» DIRECTION:
Tally the lines that contain the string "Hits" and give the number by itself.

» INFORMATION PROVIDED:
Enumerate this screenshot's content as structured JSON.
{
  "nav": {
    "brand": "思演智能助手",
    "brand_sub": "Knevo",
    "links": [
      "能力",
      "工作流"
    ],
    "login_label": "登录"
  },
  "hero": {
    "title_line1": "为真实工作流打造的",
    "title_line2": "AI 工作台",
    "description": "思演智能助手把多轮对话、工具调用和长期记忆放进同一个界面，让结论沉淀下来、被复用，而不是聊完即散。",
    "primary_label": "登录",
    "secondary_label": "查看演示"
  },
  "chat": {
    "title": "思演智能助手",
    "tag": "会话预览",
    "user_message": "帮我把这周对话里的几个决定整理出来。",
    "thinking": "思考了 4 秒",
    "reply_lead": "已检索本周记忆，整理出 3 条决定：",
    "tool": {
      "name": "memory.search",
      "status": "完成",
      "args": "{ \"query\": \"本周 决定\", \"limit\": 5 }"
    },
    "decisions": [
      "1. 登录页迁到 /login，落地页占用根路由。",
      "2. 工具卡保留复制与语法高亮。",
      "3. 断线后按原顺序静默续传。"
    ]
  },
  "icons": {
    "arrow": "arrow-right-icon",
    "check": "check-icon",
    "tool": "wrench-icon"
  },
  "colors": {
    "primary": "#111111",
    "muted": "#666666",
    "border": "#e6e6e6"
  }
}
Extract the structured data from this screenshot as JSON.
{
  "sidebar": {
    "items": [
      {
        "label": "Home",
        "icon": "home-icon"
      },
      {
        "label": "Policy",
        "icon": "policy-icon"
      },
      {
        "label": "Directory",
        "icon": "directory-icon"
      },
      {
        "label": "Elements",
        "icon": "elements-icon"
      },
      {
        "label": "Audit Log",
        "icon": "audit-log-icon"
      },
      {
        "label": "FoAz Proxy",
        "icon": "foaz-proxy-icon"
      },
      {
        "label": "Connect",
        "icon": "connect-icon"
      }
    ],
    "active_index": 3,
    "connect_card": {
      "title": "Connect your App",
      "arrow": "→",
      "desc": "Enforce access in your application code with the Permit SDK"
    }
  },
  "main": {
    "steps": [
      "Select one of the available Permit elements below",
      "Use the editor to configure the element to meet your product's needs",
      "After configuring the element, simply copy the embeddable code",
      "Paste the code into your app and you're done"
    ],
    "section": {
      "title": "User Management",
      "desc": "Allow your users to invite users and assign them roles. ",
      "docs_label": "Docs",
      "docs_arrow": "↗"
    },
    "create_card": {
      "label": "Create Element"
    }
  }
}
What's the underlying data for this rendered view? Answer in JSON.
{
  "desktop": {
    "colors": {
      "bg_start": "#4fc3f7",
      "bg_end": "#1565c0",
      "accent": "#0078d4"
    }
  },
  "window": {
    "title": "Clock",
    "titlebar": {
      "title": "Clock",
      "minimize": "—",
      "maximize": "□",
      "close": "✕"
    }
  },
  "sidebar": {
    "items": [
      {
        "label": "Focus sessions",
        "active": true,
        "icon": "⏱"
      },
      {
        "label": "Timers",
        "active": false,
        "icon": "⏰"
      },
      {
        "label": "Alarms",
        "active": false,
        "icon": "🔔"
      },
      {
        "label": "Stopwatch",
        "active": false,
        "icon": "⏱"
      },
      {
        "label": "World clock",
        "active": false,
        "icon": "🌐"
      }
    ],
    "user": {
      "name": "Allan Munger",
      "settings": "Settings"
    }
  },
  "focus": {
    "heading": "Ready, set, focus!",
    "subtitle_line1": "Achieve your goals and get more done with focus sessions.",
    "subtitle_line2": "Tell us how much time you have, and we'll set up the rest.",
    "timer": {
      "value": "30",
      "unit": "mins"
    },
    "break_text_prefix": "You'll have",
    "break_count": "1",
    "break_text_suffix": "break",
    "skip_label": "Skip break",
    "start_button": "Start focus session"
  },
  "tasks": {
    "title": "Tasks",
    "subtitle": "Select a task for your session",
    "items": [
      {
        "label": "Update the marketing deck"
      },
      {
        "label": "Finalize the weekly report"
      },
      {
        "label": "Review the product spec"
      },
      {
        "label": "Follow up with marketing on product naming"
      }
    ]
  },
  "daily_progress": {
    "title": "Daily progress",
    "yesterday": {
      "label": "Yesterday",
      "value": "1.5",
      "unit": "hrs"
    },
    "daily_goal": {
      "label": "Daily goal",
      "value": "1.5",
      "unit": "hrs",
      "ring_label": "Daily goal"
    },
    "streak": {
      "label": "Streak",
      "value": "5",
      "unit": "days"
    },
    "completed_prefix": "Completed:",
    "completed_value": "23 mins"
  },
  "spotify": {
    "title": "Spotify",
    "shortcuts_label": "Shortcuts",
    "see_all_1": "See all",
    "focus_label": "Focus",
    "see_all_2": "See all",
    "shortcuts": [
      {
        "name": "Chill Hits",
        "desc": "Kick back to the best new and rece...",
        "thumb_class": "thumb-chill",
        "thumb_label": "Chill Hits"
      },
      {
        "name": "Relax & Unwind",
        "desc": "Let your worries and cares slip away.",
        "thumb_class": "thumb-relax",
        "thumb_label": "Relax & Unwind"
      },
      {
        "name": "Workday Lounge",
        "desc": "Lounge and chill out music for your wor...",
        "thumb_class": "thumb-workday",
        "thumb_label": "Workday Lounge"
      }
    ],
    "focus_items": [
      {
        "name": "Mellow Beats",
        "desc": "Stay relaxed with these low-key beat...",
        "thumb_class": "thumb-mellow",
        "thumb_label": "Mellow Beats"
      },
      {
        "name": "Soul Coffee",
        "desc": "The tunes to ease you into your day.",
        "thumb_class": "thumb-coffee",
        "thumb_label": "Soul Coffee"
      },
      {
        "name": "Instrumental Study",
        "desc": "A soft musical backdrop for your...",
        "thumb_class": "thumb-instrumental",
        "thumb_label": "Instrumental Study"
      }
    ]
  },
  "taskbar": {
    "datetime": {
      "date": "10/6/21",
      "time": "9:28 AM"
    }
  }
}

» THE REPLY:
2